Records from a collection
================================

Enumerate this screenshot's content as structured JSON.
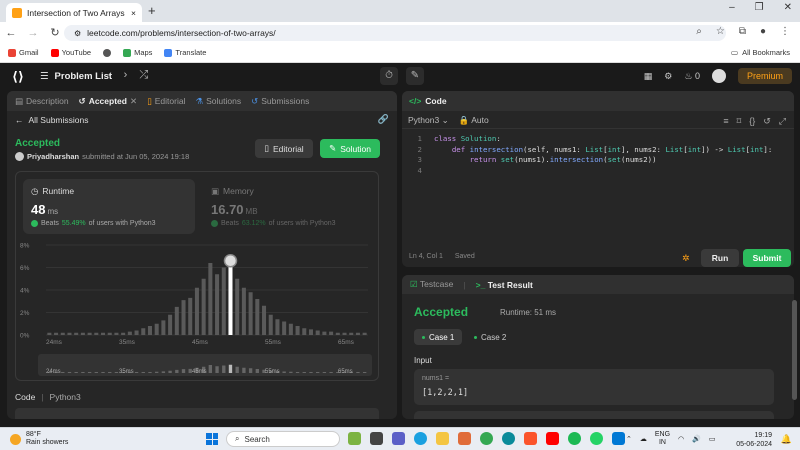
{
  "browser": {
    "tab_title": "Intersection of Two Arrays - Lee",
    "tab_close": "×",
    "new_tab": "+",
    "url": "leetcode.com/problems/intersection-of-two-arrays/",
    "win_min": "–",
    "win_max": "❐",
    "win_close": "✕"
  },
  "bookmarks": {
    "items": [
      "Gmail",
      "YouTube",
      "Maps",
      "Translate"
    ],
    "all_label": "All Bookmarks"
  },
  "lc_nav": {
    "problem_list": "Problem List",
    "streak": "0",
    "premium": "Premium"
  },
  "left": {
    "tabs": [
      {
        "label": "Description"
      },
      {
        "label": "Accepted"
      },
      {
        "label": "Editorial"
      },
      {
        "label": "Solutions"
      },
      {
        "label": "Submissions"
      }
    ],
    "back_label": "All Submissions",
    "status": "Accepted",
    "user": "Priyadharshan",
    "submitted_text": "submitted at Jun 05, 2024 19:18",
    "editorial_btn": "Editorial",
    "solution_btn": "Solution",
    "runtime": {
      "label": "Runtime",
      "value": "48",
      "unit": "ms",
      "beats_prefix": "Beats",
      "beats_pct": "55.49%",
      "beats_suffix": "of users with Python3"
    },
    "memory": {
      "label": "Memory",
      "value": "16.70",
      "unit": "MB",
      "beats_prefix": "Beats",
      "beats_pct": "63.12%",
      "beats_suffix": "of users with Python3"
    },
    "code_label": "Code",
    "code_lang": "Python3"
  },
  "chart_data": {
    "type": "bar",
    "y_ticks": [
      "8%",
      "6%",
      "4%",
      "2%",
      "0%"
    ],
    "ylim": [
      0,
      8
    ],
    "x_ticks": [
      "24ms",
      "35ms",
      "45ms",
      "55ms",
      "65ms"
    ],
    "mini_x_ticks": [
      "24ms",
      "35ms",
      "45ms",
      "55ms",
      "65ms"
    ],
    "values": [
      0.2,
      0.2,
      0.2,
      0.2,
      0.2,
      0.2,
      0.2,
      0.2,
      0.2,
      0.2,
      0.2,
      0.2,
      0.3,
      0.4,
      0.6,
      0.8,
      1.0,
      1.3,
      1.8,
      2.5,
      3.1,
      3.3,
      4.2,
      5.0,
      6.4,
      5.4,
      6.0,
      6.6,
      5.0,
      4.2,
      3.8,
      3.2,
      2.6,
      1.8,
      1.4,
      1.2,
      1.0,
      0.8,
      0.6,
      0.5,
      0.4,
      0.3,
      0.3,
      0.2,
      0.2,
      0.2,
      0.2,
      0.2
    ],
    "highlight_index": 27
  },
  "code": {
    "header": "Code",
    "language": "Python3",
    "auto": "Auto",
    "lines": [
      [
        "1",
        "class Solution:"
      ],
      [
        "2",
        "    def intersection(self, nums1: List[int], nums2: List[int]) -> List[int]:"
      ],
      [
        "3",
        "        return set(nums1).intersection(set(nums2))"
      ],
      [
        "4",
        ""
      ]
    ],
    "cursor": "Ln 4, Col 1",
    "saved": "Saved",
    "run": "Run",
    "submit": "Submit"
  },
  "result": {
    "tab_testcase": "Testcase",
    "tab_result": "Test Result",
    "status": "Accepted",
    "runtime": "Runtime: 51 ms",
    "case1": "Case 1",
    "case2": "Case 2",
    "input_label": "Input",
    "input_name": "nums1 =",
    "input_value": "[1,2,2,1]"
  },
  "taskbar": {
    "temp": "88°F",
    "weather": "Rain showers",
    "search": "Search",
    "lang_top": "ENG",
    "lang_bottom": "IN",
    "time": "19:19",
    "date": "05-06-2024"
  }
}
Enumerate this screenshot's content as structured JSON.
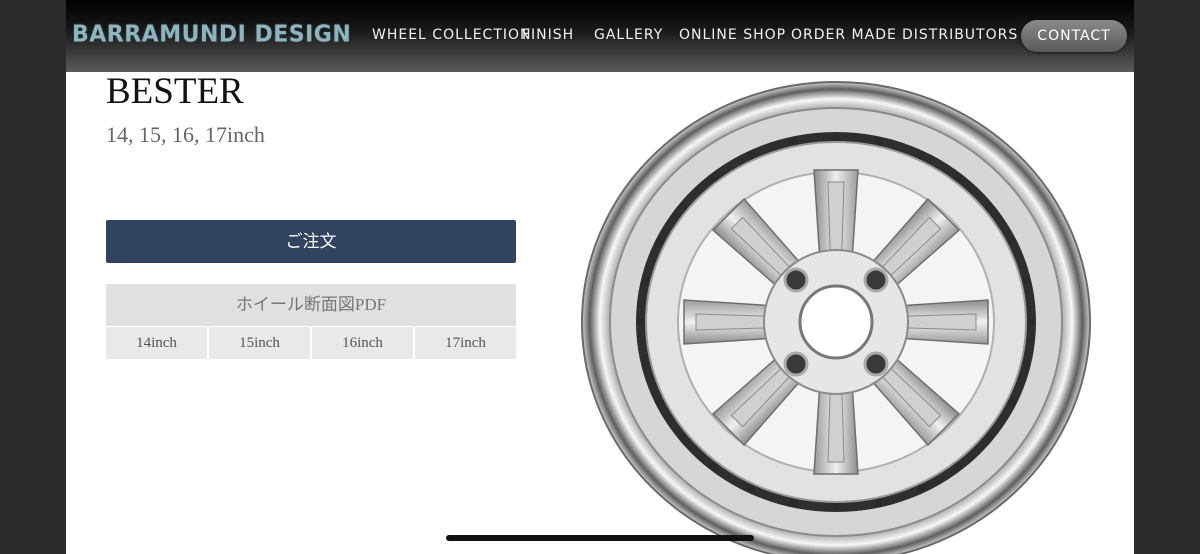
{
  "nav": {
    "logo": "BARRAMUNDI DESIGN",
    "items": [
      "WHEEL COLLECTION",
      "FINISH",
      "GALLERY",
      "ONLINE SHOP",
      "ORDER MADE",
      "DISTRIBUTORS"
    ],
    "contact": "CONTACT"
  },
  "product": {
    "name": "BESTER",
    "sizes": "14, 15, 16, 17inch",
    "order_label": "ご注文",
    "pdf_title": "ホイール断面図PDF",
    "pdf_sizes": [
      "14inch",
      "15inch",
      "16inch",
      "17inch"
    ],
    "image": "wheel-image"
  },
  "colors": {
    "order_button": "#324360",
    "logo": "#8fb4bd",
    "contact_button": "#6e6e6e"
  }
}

================================

GOAL
Repeat the data above exactly, but not the pictures.

FINAL RESULT
Enumerate this screenshot's content as structured JSON.
{
  "browser": {
    "tab_title": "Intersection of Two Arrays - Lee",
    "tab_close": "×",
    "new_tab": "+",
    "url": "leetcode.com/problems/intersection-of-two-arrays/",
    "win_min": "–",
    "win_max": "❐",
    "win_close": "✕"
  },
  "bookmarks": {
    "items": [
      "Gmail",
      "YouTube",
      "Maps",
      "Translate"
    ],
    "all_label": "All Bookmarks"
  },
  "lc_nav": {
    "problem_list": "Problem List",
    "streak": "0",
    "premium": "Premium"
  },
  "left": {
    "tabs": [
      {
        "label": "Description"
      },
      {
        "label": "Accepted"
      },
      {
        "label": "Editorial"
      },
      {
        "label": "Solutions"
      },
      {
        "label": "Submissions"
      }
    ],
    "back_label": "All Submissions",
    "status": "Accepted",
    "user": "Priyadharshan",
    "submitted_text": "submitted at Jun 05, 2024 19:18",
    "editorial_btn": "Editorial",
    "solution_btn": "Solution",
    "runtime": {
      "label": "Runtime",
      "value": "48",
      "unit": "ms",
      "beats_prefix": "Beats",
      "beats_pct": "55.49%",
      "beats_suffix": "of users with Python3"
    },
    "memory": {
      "label": "Memory",
      "value": "16.70",
      "unit": "MB",
      "beats_prefix": "Beats",
      "beats_pct": "63.12%",
      "beats_suffix": "of users with Python3"
    },
    "code_label": "Code",
    "code_lang": "Python3"
  },
  "chart_data": {
    "type": "bar",
    "y_ticks": [
      "8%",
      "6%",
      "4%",
      "2%",
      "0%"
    ],
    "ylim": [
      0,
      8
    ],
    "x_ticks": [
      "24ms",
      "35ms",
      "45ms",
      "55ms",
      "65ms"
    ],
    "mini_x_ticks": [
      "24ms",
      "35ms",
      "45ms",
      "55ms",
      "65ms"
    ],
    "values": [
      0.2,
      0.2,
      0.2,
      0.2,
      0.2,
      0.2,
      0.2,
      0.2,
      0.2,
      0.2,
      0.2,
      0.2,
      0.3,
      0.4,
      0.6,
      0.8,
      1.0,
      1.3,
      1.8,
      2.5,
      3.1,
      3.3,
      4.2,
      5.0,
      6.4,
      5.4,
      6.0,
      6.6,
      5.0,
      4.2,
      3.8,
      3.2,
      2.6,
      1.8,
      1.4,
      1.2,
      1.0,
      0.8,
      0.6,
      0.5,
      0.4,
      0.3,
      0.3,
      0.2,
      0.2,
      0.2,
      0.2,
      0.2
    ],
    "highlight_index": 27
  },
  "code": {
    "header": "Code",
    "language": "Python3",
    "auto": "Auto",
    "lines": [
      [
        "1",
        "class Solution:"
      ],
      [
        "2",
        "    def intersection(self, nums1: List[int], nums2: List[int]) -> List[int]:"
      ],
      [
        "3",
        "        return set(nums1).intersection(set(nums2))"
      ],
      [
        "4",
        ""
      ]
    ],
    "cursor": "Ln 4, Col 1",
    "saved": "Saved",
    "run": "Run",
    "submit": "Submit"
  },
  "result": {
    "tab_testcase": "Testcase",
    "tab_result": "Test Result",
    "status": "Accepted",
    "runtime": "Runtime: 51 ms",
    "case1": "Case 1",
    "case2": "Case 2",
    "input_label": "Input",
    "input_name": "nums1 =",
    "input_value": "[1,2,2,1]"
  },
  "taskbar": {
    "temp": "88°F",
    "weather": "Rain showers",
    "search": "Search",
    "lang_top": "ENG",
    "lang_bottom": "IN",
    "time": "19:19",
    "date": "05-06-2024"
  }
}
Enumerate this screenshot's content as structured JSON.
{
  "nav": {
    "logo": "BARRAMUNDI DESIGN",
    "items": [
      "WHEEL COLLECTION",
      "FINISH",
      "GALLERY",
      "ONLINE SHOP",
      "ORDER MADE",
      "DISTRIBUTORS"
    ],
    "contact": "CONTACT"
  },
  "product": {
    "name": "BESTER",
    "sizes": "14, 15, 16, 17inch",
    "order_label": "ご注文",
    "pdf_title": "ホイール断面図PDF",
    "pdf_sizes": [
      "14inch",
      "15inch",
      "16inch",
      "17inch"
    ],
    "image": "wheel-image"
  },
  "colors": {
    "order_button": "#324360",
    "logo": "#8fb4bd",
    "contact_button": "#6e6e6e"
  }
}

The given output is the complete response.